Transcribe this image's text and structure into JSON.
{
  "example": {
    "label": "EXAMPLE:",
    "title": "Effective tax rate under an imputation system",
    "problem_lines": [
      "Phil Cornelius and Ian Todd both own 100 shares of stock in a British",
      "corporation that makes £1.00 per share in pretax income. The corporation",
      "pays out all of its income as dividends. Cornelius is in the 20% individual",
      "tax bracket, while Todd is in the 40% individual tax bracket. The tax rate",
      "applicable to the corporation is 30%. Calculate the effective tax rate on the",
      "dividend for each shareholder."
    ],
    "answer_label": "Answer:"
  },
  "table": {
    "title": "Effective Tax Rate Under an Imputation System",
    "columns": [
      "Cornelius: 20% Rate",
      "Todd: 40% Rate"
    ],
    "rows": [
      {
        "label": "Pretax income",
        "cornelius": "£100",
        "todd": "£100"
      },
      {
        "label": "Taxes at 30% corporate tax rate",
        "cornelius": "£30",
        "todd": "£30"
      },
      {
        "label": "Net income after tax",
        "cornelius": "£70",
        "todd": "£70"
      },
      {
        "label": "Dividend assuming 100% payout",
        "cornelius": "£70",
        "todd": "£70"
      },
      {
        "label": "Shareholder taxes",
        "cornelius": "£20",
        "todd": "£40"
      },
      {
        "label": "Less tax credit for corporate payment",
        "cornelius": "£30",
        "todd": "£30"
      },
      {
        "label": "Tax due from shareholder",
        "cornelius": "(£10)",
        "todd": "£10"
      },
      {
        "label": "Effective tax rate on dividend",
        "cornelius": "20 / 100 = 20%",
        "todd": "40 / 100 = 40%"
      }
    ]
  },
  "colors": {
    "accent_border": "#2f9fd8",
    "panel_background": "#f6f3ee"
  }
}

■ What is expected
Copy, from the material above, each line in which the string "individual" occurs.

■ Finished answer
      "pays out all of its income as dividends. Cornelius is in the 20% individual",
      "tax bracket, while Todd is in the 40% individual tax bracket. The tax rate",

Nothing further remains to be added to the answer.